Recast each line of the rows below as a Markdown table with two columns, Number and Text line, giving every line its own number and skipping blank lines. Leave the pictures out of the table.

(Box annotation data)
--------------------
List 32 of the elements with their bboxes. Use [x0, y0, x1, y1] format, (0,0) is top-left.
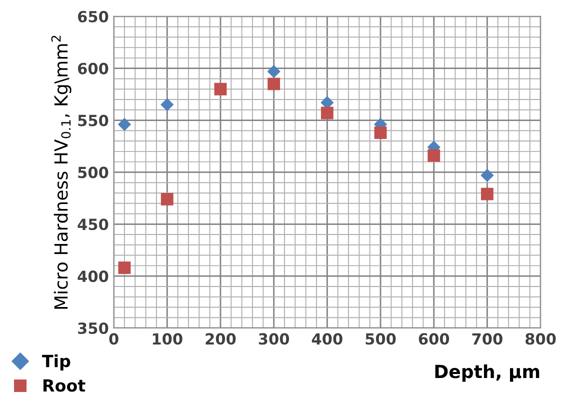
y-tick-label: 350 — [78, 322, 108, 334]
point — [374, 126, 387, 139]
point — [160, 98, 174, 112]
y-tick-label: 400 — [78, 270, 108, 282]
point — [428, 149, 440, 162]
x-tick-label: 700 — [472, 333, 502, 345]
y-tick-label: 550 — [78, 114, 108, 126]
legend-label: Tip — [42, 354, 70, 371]
point — [480, 168, 494, 182]
point — [118, 262, 131, 274]
point — [118, 118, 132, 132]
y-tick-label: 450 — [78, 218, 108, 230]
y-tick-label: 500 — [78, 166, 108, 178]
point — [268, 78, 280, 90]
legend-label: Root — [43, 379, 86, 392]
point — [214, 82, 227, 96]
x-tick-label: 500 — [366, 333, 396, 345]
y-tick-label: 600 — [78, 62, 108, 74]
point — [267, 64, 280, 78]
x-tick-label: 0 — [109, 333, 118, 345]
x-tick-label: 300 — [258, 333, 290, 345]
point — [480, 188, 494, 200]
x-tick-label: 400 — [312, 333, 342, 345]
y-tick-label: 650 — [78, 10, 108, 22]
x-axis-title: Depth, µm — [435, 364, 540, 382]
y-axis-title: Micro Hardness HV$_{0.1}$, Kg\mm$^{2}$ — [51, 36, 72, 309]
point — [160, 192, 174, 206]
x-tick-label: 200 — [206, 333, 236, 345]
x-tick-label: 800 — [526, 333, 556, 345]
point — [320, 106, 334, 120]
x-tick-label: 600 — [418, 333, 450, 345]
x-tick-label: 100 — [152, 333, 182, 345]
--------------------
Exercise answer.
| Number | Text line |
|---|---|
| 1 | List 32 of the elements with their bboxes. Use [x0, y0, x1, y1] format, (0,0) is top-left. |
| 2 | y-tick-label: 350 — [78, 322, 108, 334] |
| 3 | point — [374, 126, 387, 139] |
| 4 | point — [160, 98, 174, 112] |
| 5 | y-tick-label: 400 — [78, 270, 108, 282] |
| 6 | point — [428, 149, 440, 162] |
| 7 | x-tick-label: 700 — [472, 333, 502, 345] |
| 8 | y-tick-label: 550 — [78, 114, 108, 126] |
| 9 | legend-label: Tip — [42, 354, 70, 371] |
| 10 | point — [480, 168, 494, 182] |
| 11 | point — [118, 262, 131, 274] |
| 12 | point — [118, 118, 132, 132] |
| 13 | y-tick-label: 450 — [78, 218, 108, 230] |
| 14 | y-tick-label: 500 — [78, 166, 108, 178] |
| 15 | point — [268, 78, 280, 90] |
| 16 | legend-label: Root — [43, 379, 86, 392] |
| 17 | point — [214, 82, 227, 96] |
| 18 | x-tick-label: 500 — [366, 333, 396, 345] |
| 19 | y-tick-label: 600 — [78, 62, 108, 74] |
| 20 | point — [267, 64, 280, 78] |
| 21 | x-tick-label: 0 — [109, 333, 118, 345] |
| 22 | x-tick-label: 300 — [258, 333, 290, 345] |
| 23 | point — [480, 188, 494, 200] |
| 24 | x-tick-label: 400 — [312, 333, 342, 345] |
| 25 | y-tick-label: 650 — [78, 10, 108, 22] |
| 26 | x-axis-title: Depth, µm — [435, 364, 540, 382] |
| 27 | y-axis-title: Micro Hardness HV$_{0.1}$, Kg\mm$^{2}$ — [51, 36, 72, 309] |
| 28 | point — [160, 192, 174, 206] |
| 29 | x-tick-label: 200 — [206, 333, 236, 345] |
| 30 | x-tick-label: 800 — [526, 333, 556, 345] |
| 31 | point — [320, 106, 334, 120] |
| 32 | x-tick-label: 600 — [418, 333, 450, 345] |
| 33 | x-tick-label: 100 — [152, 333, 182, 345] |